[What the exercise asks]:
If a line in the records below contains the word "años", copy it out.

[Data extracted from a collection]
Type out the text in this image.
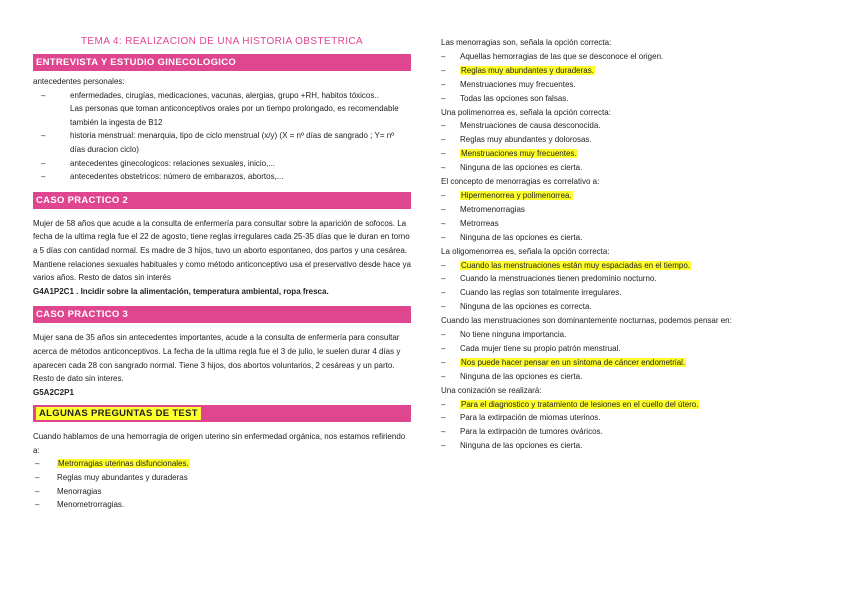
TEMA 4: REALIZACION DE UNA HISTORIA OBSTETRICA
ENTREVISTA Y ESTUDIO GINECOLOGICO

antecedentes personales:

–	enfermedades, cirugías, medicaciones, vacunas, alergias, grupo +RH, habitos tóxicos..
Las personas que toman anticonceptivos orales por un tiempo prolongado, es recomendable también la ingesta de B12
–	historia menstrual: menarquia, tipo de ciclo menstrual (x/y) (X = nº días de sangrado ; Y= nº días duracion ciclo)
–	antecedentes ginecologicos: relaciones sexuales, inicio,...
–	antecedentes obstetricos: número de embarazos, abortos,...
CASO PRACTICO 2

Mujer de 58 años que acude a la consulta de enfermería para consultar sobre la aparición de sofocos. La fecha de la ultima regla fue el 22 de agosto, tiene reglas irregulares cada 25-35 días que le duran en torno a 5 días con cantidad normal. Es madre de 3 hijos, tuvo un aborto espontaneo, dos partos y una cesárea. Mantiene relaciones sexuales habituales y como método anticonceptivo usa el preservativo desde hace ya varios años. Resto de datos sin interés

G4A1P2C1 . Incidir sobre la alimentación, temperatura ambiental, ropa fresca.

CASO PRACTICO 3

Mujer sana de 35 años sin antecedentes importantes, acude a la consulta de enfermería para consultar acerca de métodos anticonceptivos. La fecha de la ultima regla fue el 3 de julio, le suelen durar 4 días y aparecen cada 28 con sangrado normal. Tiene 3 hijos, dos abortos voluntarios, 2 cesáreas y un parto. Resto de dato sin interes.

G5A2C2P1

ALGUNAS PREGUNTAS DE TEST

Cuando hablamos de una hemorragia de origen uterino sin enfermedad orgánica, nos estamos refiriendo a:

– Metrorragias uterinas disfuncionales.
– Reglas muy abundantes y duraderas
– Menorragias
– Menometrorragias.

Las menorragias son, señala la opción correcta:

– Aquellas hemorragias de las que se desconoce el origen.
– Reglas muy abundantes y duraderas.
– Menstruaciones muy frecuentes.
– Todas las opciones son falsas.

Una polimenorrea es, señala la opción correcta:

– Menstruaciones de causa desconocida.
– Reglas muy abundantes y dolorosas.
– Menstruaciones muy frecuentes.
– Ninguna de las opciones es cierta.

El concepto de menorragias es correlativo a:

– Hipermenorrea y polimenorrea.
– Metromenorragias
– Metrorreas
– Ninguna de las opciones es cierta.

La oligomenorrea es, señala la opción correcta:

– Cuando las menstruaciones están muy espaciadas en el tiempo.
– Cuando la menstruaciones tienen predominio nocturno.
– Cuando las reglas son totalmente irregulares.
– Ninguna de las opciones es correcta.

Cuando las menstruaciones son dominantemente nocturnas, podemos pensar en:

– No tiene ninguna importancia.
– Cada mujer tiene su propio patrón menstrual.
– Nos puede hacer pensar en un síntoma de cáncer endometrial.
– Ninguna de las opciones es cierta.

Una conización se realizará:

– Para el diagnostico y tratamiento de lesiones en el cuello del útero.
– Para la extirpación de miomas uterinos.
– Para la extirpación de tumores ováricos.
– Ninguna de las opciones es cierta.
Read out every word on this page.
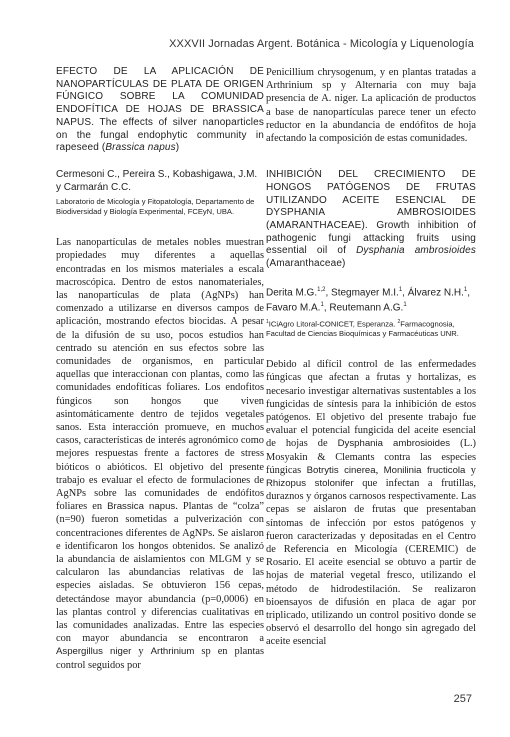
XXXVII Jornadas Argent. Botánica - Micología y Liquenología

EFECTO DE LA APLICACIÓN DE NANOPARTÍCULAS DE PLATA DE ORIGEN FÚNGICO SOBRE LA COMUNIDAD ENDOFÍTICA DE HOJAS DE BRASSICA NAPUS. The effects of silver nanoparticles on the fungal endophytic community in rapeseed (Brassica napus)

Cermesoni C., Pereira S., Kobashigawa, J.M. y Carmarán C.C.

Laboratorio de Micología y Fitopatología, Departamento de Biodiversidad y Biología Experimental, FCEyN, UBA.

Las nanopartículas de metales nobles muestran propiedades muy diferentes a aquellas encontradas en los mismos materiales a escala macroscópica. Dentro de estos nanomateriales, las nanopartículas de plata (AgNPs) han comenzado a utilizarse en diversos campos de aplicación, mostrando efectos biocidas. A pesar de la difusión de su uso, pocos estudios han centrado su atención en sus efectos sobre las comunidades de organismos, en particular aquellas que interaccionan con plantas, como las comunidades endofíticas foliares. Los endofitos fúngicos son hongos que viven asintomáticamente dentro de tejidos vegetales sanos. Esta interacción promueve, en muchos casos, características de interés agronómico como mejores respuestas frente a factores de stress bióticos o abióticos. El objetivo del presente trabajo es evaluar el efecto de formulaciones de AgNPs sobre las comunidades de endófitos foliares en Brassica napus. Plantas de “colza” (n=90) fueron sometidas a pulverización con concentraciones diferentes de AgNPs. Se aislaron e identificaron los hongos obtenidos. Se analizó la abundancia de aislamientos con MLGM y se calcularon las abundancias relativas de las especies aisladas. Se obtuvieron 156 cepas, detectándose mayor abundancia (p=0,0006) en las plantas control y diferencias cualitativas en las comunidades analizadas. Entre las especies con mayor abundancia se encontraron a Aspergillus niger y Arthrinium sp en plantas control seguidos por

Penicillium chrysogenum, y en plantas tratadas a Arthrinium sp y Alternaria con muy baja presencia de A. niger. La aplicación de productos a base de nanopartículas parece tener un efecto reductor en la abundancia de endófitos de hoja afectando la composición de estas comunidades.

INHIBICIÓN DEL CRECIMIENTO DE HONGOS PATÓGENOS DE FRUTAS UTILIZANDO ACEITE ESENCIAL DE DYSPHANIA AMBROSIOIDES (AMARANTHACEAE). Growth inhibition of pathogenic fungi attacking fruits using essential oil of Dysphania ambrosioides (Amaranthaceae)

Derita M.G.$^{1,2}$, Stegmayer M.I.$^1$, Álvarez N.H.$^1$, Favaro M.A.$^1$, Reutemann A.G.$^1$

$^1$ICiAgro Litoral-CONICET, Esperanza. $^2$Farmacognosia, Facultad de Ciencias Bioquímicas y Farmacéuticas UNR.

Debido al difícil control de las enfermedades fúngicas que afectan a frutas y hortalizas, es necesario investigar alternativas sustentables a los fungicidas de síntesis para la inhibición de estos patógenos. El objetivo del presente trabajo fue evaluar el potencial fungicida del aceite esencial de hojas de Dysphania ambrosioides (L.) Mosyakin & Clemants contra las especies fúngicas Botrytis cinerea, Monilinia fructicola y Rhizopus stolonifer que infectan a frutillas, duraznos y órganos carnosos respectivamente. Las cepas se aislaron de frutas que presentaban síntomas de infección por estos patógenos y fueron caracterizadas y depositadas en el Centro de Referencia en Micología (CEREMIC) de Rosario. El aceite esencial se obtuvo a partir de hojas de material vegetal fresco, utilizando el método de hidrodestilación. Se realizaron bioensayos de difusión en placa de agar por triplicado, utilizando un control positivo donde se observó el desarrollo del hongo sin agregado del aceite esencial

257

[Worked solution]:
Mujer de 58 años que acude a la consulta de enfermería para consultar sobre la aparición de sofocos. La fecha de la ultima regla fue el 22 de agosto, tiene reglas irregulares cada 25-35 días que le duran en torno a 5 días con cantidad normal. Es madre de 3 hijos, tuvo un aborto espontaneo, dos partos y una cesárea. Mantiene relaciones sexuales habituales y como método anticonceptivo usa el preservativo desde hace ya varios años. Resto de datos sin interés
Mujer sana de 35 años sin antecedentes importantes, acude a la consulta de enfermería para consultar acerca de métodos anticonceptivos. La fecha de la ultima regla fue el 3 de julio, le suelen durar 4 días y aparecen cada 28 con sangrado normal. Tiene 3 hijos, dos abortos voluntarios, 2 cesáreas y un parto. Resto de dato sin interes.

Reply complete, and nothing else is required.